Task brief - Note each line of the listing that contains the string "เวลาทำความค", and copy it.

[Extracted data entries]

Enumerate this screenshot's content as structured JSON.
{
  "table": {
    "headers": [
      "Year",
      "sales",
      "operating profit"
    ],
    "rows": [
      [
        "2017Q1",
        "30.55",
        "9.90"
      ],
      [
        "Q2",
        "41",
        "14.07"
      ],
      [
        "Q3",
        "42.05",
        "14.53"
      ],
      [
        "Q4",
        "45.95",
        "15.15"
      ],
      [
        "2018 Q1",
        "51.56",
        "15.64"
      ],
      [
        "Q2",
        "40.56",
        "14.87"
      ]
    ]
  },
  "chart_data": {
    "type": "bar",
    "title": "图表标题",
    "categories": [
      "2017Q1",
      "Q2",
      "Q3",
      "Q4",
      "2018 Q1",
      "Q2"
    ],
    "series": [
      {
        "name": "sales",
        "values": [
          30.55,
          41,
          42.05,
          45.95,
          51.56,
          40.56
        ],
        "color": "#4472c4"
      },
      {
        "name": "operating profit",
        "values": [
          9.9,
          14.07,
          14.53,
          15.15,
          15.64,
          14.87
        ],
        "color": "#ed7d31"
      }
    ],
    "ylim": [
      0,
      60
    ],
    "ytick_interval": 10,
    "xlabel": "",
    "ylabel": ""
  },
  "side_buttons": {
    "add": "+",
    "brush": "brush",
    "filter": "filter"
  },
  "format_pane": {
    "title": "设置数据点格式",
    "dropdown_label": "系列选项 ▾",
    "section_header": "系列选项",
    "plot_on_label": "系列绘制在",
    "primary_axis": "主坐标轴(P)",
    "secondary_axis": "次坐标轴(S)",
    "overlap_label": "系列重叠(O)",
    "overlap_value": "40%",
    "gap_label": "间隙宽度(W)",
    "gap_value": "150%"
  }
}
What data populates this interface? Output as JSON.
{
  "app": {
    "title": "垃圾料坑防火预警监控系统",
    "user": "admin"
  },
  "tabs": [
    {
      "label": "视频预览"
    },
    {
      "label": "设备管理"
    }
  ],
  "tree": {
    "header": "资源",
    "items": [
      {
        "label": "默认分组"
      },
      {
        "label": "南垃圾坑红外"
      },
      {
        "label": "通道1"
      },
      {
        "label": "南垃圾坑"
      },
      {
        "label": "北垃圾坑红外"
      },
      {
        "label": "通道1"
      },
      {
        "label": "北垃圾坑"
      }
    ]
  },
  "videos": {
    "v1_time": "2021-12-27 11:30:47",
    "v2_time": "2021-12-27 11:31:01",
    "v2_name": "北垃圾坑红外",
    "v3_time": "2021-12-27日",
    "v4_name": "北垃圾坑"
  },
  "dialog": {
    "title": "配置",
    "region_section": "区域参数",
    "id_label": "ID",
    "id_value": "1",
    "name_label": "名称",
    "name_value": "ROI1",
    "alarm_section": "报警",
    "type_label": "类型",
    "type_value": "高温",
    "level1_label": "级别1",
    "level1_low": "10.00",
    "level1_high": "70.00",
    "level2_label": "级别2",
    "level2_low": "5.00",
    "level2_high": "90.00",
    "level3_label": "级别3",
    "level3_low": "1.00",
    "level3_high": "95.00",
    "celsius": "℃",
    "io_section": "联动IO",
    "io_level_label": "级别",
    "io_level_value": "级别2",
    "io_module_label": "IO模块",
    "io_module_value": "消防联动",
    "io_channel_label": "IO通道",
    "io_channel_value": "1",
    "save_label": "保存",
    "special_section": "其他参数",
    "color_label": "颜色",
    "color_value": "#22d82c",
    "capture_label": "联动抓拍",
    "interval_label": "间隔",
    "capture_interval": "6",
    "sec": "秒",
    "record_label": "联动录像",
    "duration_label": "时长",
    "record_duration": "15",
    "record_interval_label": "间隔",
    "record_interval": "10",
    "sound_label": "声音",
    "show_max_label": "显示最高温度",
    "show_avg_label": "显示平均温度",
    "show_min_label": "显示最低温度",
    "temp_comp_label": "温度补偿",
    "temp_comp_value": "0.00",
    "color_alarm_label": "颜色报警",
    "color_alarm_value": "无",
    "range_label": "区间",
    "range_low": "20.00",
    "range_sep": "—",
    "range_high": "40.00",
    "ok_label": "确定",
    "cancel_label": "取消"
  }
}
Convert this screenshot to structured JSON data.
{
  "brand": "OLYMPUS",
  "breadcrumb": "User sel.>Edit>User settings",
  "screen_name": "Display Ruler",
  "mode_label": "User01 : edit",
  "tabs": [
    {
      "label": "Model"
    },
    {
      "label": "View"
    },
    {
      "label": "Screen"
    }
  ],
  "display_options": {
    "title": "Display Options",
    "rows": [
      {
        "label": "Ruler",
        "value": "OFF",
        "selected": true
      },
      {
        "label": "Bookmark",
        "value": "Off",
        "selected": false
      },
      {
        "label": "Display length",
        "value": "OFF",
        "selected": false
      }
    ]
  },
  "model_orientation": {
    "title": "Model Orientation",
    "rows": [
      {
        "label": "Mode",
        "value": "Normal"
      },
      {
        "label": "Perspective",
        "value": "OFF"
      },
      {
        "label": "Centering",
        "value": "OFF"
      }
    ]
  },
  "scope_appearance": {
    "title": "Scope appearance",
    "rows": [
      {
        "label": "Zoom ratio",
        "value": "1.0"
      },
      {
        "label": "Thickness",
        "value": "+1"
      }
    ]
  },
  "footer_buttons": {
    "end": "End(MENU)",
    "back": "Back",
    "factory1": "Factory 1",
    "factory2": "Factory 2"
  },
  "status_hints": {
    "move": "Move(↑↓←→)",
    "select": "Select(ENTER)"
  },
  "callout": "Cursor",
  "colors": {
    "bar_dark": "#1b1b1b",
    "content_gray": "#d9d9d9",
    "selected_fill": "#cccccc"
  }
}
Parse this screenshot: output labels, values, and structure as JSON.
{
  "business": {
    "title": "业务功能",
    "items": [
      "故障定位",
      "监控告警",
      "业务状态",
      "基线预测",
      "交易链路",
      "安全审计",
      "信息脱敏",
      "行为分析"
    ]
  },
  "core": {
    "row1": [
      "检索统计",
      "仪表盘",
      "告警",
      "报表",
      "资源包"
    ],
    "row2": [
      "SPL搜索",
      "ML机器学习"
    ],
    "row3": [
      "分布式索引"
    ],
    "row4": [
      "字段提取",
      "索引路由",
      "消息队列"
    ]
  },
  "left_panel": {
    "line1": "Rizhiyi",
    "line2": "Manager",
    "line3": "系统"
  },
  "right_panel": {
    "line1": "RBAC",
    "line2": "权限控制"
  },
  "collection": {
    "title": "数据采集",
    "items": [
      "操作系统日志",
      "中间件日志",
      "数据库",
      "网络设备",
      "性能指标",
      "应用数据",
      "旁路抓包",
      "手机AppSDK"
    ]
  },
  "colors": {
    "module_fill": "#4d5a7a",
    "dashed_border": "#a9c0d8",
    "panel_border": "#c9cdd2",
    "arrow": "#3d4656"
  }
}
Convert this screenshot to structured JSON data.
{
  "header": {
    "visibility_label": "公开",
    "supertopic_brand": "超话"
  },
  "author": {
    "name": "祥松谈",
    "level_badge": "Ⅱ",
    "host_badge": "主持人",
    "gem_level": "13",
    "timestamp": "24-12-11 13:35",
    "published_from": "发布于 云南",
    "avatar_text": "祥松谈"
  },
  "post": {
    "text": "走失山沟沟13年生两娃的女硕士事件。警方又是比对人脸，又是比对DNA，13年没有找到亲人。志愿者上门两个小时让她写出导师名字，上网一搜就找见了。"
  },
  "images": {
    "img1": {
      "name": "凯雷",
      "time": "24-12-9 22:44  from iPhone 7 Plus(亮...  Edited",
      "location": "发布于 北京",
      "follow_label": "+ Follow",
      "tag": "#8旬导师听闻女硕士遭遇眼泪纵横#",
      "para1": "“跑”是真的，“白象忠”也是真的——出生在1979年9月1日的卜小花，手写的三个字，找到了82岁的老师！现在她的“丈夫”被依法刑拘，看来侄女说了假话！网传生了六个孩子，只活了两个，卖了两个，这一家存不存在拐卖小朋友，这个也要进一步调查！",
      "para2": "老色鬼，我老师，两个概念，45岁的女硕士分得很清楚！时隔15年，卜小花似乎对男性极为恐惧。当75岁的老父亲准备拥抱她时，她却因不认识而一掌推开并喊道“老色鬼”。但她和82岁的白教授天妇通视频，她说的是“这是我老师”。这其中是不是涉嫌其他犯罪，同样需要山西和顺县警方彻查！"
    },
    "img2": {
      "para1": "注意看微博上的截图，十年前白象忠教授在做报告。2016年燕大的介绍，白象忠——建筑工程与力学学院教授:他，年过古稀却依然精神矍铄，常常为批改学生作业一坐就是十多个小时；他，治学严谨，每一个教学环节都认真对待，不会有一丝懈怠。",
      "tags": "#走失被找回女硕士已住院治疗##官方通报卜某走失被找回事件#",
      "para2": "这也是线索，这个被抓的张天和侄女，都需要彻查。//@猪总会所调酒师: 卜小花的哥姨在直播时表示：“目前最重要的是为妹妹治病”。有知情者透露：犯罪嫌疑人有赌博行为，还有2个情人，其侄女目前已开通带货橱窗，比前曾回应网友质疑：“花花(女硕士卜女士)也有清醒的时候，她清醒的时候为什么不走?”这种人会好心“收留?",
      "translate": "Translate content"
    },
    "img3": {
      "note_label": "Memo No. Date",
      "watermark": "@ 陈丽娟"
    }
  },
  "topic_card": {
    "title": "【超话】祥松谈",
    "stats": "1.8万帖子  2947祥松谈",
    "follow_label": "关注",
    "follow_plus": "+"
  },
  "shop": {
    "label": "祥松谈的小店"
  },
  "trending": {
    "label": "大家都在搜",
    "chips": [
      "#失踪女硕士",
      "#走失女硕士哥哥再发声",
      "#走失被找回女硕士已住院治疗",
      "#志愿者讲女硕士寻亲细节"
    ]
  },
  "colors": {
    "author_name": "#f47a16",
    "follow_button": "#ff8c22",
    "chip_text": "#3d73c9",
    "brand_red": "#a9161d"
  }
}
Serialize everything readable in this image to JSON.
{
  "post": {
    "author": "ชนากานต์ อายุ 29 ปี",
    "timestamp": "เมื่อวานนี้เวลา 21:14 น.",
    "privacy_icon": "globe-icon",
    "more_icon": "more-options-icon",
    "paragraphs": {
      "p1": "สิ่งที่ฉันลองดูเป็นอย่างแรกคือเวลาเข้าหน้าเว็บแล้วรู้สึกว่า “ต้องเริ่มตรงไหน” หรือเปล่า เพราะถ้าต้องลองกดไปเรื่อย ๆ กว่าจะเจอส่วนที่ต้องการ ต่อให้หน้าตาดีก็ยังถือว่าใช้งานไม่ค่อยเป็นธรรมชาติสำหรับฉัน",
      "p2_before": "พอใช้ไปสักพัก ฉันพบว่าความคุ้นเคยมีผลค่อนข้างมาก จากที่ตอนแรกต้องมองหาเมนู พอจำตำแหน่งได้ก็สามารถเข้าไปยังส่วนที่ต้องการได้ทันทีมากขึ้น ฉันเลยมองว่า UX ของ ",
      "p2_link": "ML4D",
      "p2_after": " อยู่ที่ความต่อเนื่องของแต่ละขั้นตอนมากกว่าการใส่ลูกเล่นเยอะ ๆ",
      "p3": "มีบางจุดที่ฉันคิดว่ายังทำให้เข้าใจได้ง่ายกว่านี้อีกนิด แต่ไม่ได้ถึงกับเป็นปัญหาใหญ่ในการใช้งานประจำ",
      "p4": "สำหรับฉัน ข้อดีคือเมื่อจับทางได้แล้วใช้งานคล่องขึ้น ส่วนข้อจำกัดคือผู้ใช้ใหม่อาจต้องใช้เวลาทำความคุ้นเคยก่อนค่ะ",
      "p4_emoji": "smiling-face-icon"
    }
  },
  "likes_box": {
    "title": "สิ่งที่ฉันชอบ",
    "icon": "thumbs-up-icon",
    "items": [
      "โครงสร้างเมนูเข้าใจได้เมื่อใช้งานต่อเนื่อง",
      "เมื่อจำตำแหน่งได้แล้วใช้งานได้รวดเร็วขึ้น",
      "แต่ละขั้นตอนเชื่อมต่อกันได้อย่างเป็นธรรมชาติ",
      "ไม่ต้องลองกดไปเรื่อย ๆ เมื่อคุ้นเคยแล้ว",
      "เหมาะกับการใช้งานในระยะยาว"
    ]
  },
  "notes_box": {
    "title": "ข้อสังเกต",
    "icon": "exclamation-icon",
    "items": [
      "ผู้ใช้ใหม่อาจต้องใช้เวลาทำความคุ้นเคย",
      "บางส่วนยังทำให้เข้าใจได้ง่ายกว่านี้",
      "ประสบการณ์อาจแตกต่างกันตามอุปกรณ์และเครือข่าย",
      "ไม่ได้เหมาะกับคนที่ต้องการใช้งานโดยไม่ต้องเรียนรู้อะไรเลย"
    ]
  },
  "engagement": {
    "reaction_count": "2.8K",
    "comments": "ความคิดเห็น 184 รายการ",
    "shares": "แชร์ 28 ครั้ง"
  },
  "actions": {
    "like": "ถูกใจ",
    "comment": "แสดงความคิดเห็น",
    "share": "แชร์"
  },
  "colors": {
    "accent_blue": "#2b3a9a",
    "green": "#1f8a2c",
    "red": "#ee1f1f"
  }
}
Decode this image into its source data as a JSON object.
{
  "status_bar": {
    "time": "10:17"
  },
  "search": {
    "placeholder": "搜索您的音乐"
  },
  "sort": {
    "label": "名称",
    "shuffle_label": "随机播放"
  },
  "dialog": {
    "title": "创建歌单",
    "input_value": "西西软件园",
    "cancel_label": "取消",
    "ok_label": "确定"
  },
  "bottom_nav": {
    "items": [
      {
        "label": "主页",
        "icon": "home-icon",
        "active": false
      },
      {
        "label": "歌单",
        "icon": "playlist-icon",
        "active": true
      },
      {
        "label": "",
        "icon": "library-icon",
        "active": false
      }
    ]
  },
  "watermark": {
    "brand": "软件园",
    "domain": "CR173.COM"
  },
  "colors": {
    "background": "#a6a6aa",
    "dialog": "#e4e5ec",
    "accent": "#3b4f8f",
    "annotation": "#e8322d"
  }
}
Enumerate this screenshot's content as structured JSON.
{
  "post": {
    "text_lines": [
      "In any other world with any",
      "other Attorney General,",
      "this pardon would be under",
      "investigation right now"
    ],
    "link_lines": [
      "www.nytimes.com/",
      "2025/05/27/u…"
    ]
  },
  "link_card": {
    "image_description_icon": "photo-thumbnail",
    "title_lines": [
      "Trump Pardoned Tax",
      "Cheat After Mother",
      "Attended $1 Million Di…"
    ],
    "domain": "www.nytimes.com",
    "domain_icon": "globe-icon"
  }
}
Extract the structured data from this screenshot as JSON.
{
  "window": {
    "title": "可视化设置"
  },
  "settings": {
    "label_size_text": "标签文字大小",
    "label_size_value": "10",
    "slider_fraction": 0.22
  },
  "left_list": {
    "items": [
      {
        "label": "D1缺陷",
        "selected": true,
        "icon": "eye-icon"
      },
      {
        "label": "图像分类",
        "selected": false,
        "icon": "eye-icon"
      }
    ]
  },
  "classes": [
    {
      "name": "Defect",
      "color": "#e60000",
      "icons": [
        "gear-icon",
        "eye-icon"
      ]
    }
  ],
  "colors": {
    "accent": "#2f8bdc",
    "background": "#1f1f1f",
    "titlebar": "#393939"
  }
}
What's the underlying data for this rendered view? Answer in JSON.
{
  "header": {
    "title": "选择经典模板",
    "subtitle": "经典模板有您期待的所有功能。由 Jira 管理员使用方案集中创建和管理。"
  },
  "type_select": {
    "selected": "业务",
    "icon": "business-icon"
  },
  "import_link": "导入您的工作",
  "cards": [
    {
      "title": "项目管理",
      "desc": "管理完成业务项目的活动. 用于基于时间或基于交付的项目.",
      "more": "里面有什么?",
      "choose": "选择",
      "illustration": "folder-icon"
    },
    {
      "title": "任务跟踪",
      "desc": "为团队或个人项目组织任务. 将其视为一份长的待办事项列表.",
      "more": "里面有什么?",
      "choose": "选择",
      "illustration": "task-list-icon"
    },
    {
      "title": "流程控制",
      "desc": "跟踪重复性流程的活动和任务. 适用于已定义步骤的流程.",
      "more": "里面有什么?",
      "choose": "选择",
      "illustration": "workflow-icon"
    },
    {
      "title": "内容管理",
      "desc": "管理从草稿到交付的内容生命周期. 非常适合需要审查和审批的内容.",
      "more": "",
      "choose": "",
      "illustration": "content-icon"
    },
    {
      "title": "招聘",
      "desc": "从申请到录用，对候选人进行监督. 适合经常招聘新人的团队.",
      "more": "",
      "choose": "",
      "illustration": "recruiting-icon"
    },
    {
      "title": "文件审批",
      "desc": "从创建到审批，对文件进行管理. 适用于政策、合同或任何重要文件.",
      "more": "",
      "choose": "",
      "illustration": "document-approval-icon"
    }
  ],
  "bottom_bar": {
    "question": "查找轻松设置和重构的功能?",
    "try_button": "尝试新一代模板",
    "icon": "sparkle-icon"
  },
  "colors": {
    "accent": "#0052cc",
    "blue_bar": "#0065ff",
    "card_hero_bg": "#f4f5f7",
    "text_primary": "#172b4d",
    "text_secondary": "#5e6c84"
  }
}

Reply -
      "p4": "สำหรับฉัน ข้อดีคือเมื่อจับทางได้แล้วใช้งานคล่องขึ้น ส่วนข้อจำกัดคือผู้ใช้ใหม่อาจต้องใช้เวลาทำความคุ้นเคยก่อนค่ะ",
      "ผู้ใช้ใหม่อาจต้องใช้เวลาทำความคุ้นเคย",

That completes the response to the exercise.